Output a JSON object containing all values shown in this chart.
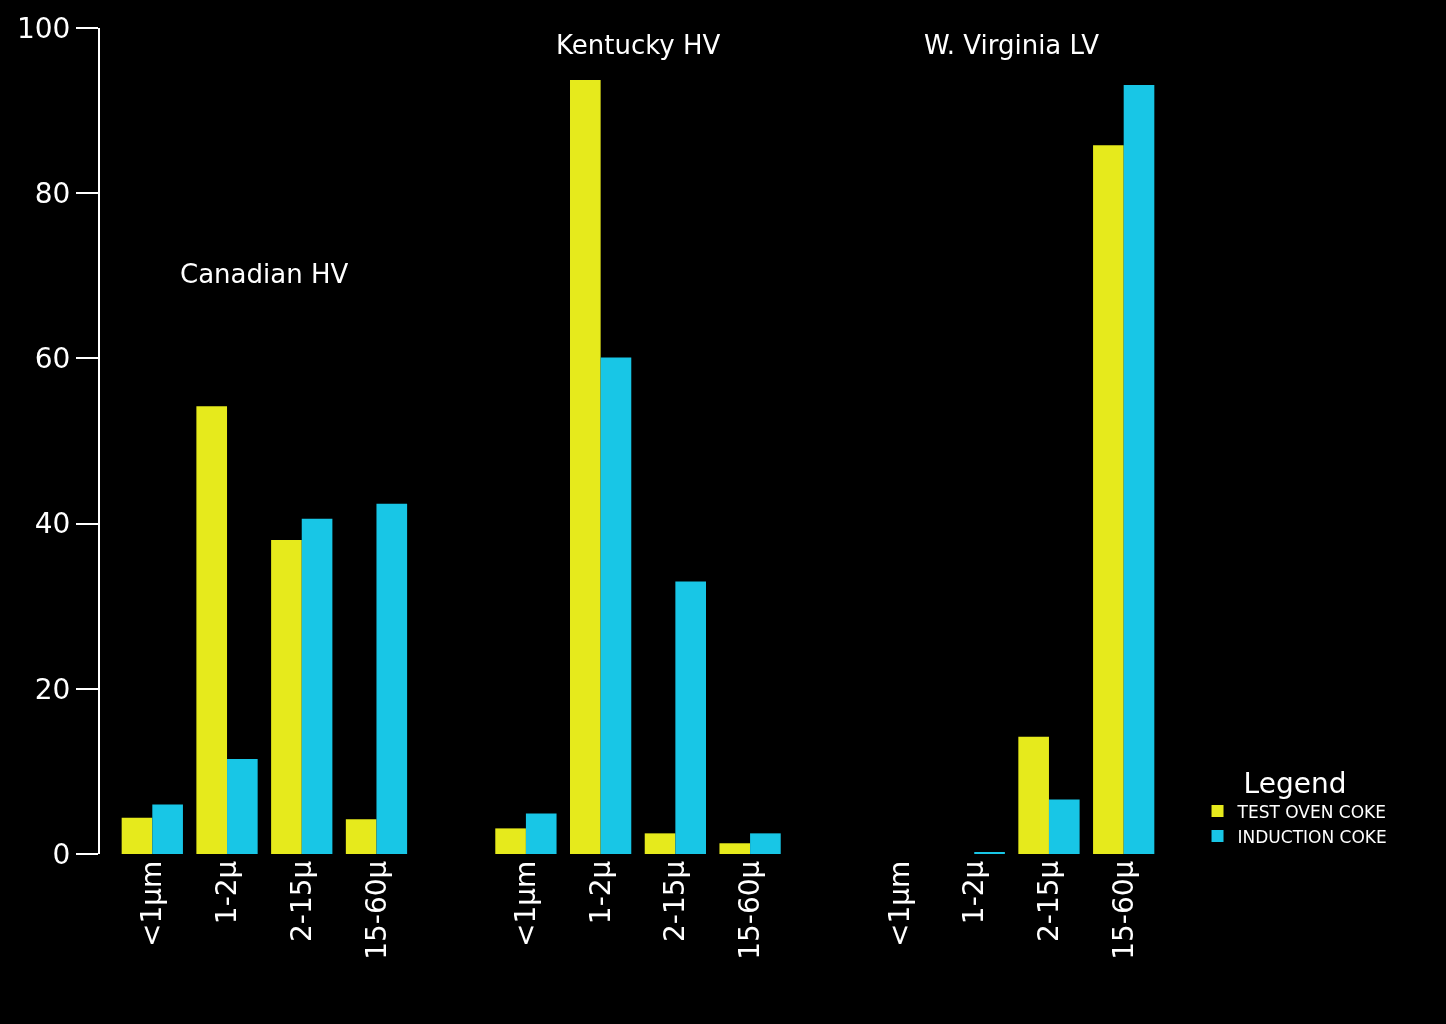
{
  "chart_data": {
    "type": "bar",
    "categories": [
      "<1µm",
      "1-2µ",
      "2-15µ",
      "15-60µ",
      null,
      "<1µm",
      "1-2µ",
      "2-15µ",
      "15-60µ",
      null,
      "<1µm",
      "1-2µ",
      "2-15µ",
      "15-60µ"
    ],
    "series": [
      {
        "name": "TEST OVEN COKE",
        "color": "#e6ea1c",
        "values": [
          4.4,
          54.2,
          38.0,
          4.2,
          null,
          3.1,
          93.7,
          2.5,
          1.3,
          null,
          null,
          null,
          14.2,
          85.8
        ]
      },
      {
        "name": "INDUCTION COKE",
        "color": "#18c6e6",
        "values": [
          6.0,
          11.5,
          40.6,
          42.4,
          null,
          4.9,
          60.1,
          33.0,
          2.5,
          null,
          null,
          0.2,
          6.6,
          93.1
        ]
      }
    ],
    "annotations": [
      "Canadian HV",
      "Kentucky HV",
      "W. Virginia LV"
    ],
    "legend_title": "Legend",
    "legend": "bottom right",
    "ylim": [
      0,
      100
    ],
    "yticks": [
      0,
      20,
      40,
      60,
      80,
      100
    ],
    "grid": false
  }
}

→ **What you will do**
Without the pictures, transcribe the listing above exactly.

→ **Result for this exercise**
Output a JSON object containing all values shown in this chart.
{
  "chart_data": {
    "type": "bar",
    "categories": [
      "<1µm",
      "1-2µ",
      "2-15µ",
      "15-60µ",
      null,
      "<1µm",
      "1-2µ",
      "2-15µ",
      "15-60µ",
      null,
      "<1µm",
      "1-2µ",
      "2-15µ",
      "15-60µ"
    ],
    "series": [
      {
        "name": "TEST OVEN COKE",
        "color": "#e6ea1c",
        "values": [
          4.4,
          54.2,
          38.0,
          4.2,
          null,
          3.1,
          93.7,
          2.5,
          1.3,
          null,
          null,
          null,
          14.2,
          85.8
        ]
      },
      {
        "name": "INDUCTION COKE",
        "color": "#18c6e6",
        "values": [
          6.0,
          11.5,
          40.6,
          42.4,
          null,
          4.9,
          60.1,
          33.0,
          2.5,
          null,
          null,
          0.2,
          6.6,
          93.1
        ]
      }
    ],
    "annotations": [
      "Canadian HV",
      "Kentucky HV",
      "W. Virginia LV"
    ],
    "legend_title": "Legend",
    "legend": "bottom right",
    "ylim": [
      0,
      100
    ],
    "yticks": [
      0,
      20,
      40,
      60,
      80,
      100
    ],
    "grid": false
  }
}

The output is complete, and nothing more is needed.